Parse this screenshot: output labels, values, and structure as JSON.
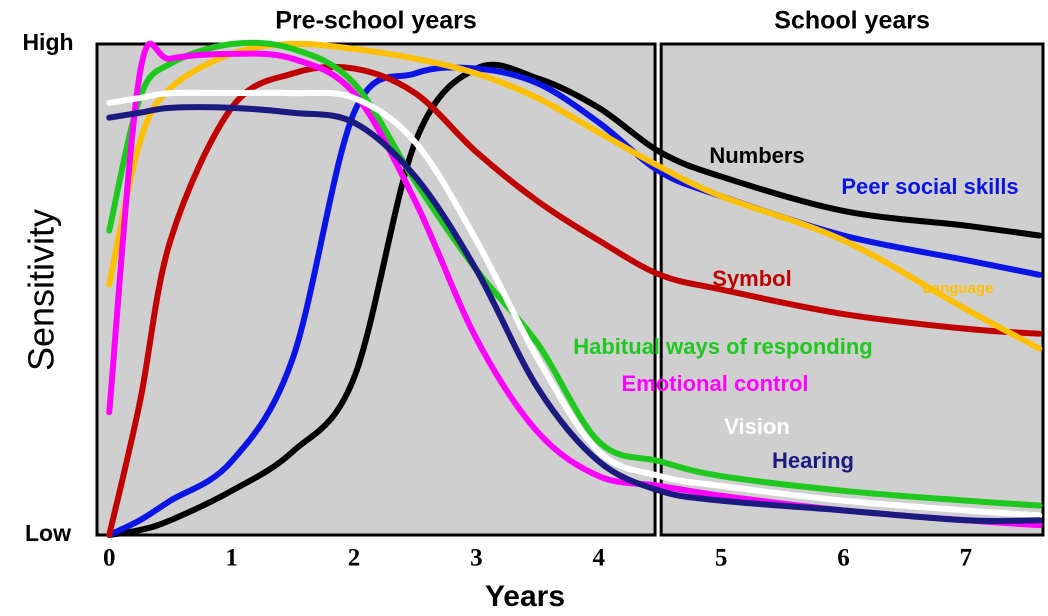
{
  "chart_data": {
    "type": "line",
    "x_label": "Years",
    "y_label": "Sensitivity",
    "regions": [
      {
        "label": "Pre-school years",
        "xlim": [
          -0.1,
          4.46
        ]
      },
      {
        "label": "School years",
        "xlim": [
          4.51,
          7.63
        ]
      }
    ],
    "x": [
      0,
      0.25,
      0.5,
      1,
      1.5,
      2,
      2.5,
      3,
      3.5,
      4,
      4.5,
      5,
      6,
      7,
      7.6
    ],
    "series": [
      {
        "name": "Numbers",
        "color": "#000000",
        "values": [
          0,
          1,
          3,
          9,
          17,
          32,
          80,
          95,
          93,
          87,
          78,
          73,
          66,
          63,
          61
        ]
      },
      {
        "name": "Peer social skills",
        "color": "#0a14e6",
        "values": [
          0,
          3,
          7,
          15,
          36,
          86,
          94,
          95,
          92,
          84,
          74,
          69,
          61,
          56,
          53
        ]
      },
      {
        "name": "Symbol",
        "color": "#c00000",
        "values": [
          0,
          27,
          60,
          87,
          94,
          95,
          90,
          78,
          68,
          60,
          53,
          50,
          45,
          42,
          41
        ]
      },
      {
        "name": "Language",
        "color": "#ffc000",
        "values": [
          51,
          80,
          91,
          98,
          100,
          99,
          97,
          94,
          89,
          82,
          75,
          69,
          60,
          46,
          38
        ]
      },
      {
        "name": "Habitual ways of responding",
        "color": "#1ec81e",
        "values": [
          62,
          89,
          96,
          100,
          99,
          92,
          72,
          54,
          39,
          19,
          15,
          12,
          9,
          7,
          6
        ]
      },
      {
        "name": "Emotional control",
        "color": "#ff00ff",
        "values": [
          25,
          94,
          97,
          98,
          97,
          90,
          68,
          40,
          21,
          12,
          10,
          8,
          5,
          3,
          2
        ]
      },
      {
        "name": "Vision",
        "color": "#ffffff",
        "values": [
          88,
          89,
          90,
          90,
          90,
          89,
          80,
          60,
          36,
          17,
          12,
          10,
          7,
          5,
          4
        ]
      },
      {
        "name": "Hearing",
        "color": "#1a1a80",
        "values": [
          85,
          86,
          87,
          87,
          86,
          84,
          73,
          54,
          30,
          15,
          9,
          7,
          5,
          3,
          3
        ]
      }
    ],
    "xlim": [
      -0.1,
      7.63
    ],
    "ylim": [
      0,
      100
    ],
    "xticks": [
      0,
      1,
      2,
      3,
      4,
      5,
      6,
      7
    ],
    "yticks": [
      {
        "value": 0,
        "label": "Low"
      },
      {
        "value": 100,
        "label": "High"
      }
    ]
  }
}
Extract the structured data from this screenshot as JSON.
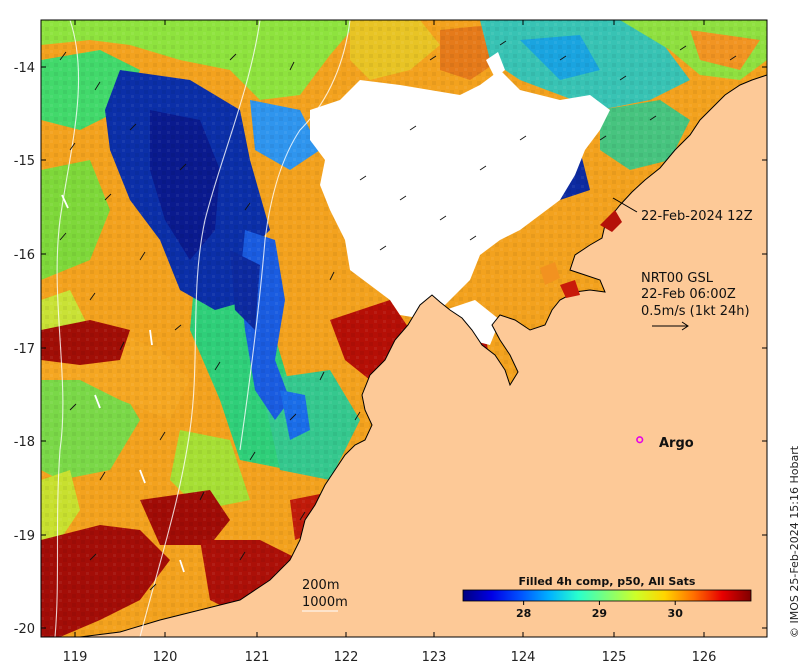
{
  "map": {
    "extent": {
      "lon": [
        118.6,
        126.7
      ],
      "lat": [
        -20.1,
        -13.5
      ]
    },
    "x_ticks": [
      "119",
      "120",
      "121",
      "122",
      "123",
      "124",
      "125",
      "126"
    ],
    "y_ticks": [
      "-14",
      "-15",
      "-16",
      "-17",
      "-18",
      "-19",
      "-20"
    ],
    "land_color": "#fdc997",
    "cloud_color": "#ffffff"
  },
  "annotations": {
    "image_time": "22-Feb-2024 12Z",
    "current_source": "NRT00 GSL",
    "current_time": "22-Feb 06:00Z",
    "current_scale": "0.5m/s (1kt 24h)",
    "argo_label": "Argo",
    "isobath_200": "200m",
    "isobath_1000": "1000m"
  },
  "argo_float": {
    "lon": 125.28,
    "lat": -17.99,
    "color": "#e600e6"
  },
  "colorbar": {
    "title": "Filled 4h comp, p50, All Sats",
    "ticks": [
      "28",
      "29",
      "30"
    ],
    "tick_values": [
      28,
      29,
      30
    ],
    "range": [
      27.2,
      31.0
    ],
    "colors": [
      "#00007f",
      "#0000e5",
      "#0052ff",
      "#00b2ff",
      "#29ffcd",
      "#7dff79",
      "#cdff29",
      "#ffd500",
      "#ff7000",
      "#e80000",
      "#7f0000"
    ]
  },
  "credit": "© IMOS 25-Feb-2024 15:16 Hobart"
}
:::
Scan the entries above for the word "screenshot" and collect each line holding it.

Parse this screenshot: output labels, values, and structure as JSON.
Extract the structured data from this screenshot as JSON.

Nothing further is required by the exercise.